══ RECORDS PROVIDED

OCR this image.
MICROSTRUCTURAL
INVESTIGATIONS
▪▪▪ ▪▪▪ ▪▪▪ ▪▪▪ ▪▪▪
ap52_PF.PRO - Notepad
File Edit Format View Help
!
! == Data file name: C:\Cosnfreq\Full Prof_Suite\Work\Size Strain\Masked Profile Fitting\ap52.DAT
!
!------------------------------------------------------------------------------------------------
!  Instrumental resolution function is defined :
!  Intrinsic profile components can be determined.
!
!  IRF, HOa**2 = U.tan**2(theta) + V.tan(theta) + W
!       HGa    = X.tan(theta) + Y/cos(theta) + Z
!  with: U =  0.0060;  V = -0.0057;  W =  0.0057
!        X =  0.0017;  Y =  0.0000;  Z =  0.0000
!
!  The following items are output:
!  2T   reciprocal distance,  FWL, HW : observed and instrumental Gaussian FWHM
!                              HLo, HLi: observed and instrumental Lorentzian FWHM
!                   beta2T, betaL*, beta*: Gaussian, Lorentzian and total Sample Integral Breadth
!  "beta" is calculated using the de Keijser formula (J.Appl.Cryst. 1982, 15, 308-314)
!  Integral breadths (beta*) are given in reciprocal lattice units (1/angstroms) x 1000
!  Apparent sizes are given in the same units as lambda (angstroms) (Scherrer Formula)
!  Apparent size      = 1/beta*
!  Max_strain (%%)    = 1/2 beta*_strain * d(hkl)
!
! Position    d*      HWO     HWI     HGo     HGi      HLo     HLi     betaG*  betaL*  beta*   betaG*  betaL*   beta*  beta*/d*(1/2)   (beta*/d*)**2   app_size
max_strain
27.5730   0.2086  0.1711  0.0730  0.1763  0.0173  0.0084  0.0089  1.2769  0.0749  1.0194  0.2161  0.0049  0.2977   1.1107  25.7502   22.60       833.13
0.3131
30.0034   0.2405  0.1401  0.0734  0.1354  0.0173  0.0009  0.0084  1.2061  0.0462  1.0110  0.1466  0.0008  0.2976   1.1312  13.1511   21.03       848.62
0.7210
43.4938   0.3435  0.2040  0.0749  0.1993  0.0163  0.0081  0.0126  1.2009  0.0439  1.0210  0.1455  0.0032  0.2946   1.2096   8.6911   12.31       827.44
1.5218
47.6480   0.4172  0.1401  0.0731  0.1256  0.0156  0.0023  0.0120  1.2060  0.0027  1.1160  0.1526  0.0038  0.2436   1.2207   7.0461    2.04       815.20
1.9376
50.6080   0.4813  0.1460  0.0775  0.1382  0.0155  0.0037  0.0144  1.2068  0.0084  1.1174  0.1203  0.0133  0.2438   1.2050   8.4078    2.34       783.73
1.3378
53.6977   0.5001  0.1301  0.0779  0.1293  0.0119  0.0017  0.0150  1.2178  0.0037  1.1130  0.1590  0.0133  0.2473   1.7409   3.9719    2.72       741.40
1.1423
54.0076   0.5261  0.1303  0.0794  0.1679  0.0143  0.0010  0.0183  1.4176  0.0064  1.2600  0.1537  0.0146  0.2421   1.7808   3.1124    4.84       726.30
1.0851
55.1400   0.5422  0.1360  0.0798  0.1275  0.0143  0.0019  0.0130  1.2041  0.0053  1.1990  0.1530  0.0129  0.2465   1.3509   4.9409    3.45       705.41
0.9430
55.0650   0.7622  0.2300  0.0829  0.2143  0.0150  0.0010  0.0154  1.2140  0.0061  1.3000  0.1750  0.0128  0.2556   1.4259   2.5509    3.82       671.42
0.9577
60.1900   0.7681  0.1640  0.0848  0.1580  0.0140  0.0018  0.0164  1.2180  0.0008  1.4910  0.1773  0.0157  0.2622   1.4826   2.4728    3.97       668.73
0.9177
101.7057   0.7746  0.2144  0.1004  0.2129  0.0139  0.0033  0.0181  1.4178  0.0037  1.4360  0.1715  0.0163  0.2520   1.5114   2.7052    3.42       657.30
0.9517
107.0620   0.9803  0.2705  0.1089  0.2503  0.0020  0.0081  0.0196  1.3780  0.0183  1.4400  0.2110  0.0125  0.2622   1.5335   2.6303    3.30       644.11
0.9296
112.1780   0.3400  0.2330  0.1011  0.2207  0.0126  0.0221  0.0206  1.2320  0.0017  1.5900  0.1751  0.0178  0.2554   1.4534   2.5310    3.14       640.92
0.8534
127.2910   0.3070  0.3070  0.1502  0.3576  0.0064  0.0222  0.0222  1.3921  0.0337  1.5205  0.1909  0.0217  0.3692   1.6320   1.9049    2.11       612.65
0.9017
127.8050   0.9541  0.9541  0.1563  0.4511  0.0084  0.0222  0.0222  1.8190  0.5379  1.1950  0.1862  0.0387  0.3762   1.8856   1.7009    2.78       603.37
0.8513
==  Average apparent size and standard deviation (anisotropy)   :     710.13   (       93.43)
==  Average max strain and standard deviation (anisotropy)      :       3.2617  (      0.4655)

════

• JOB: In the records above, tally the lines where the word "FWHM" appears, and give the number and nothing else.

• FINAL ANSWER: 2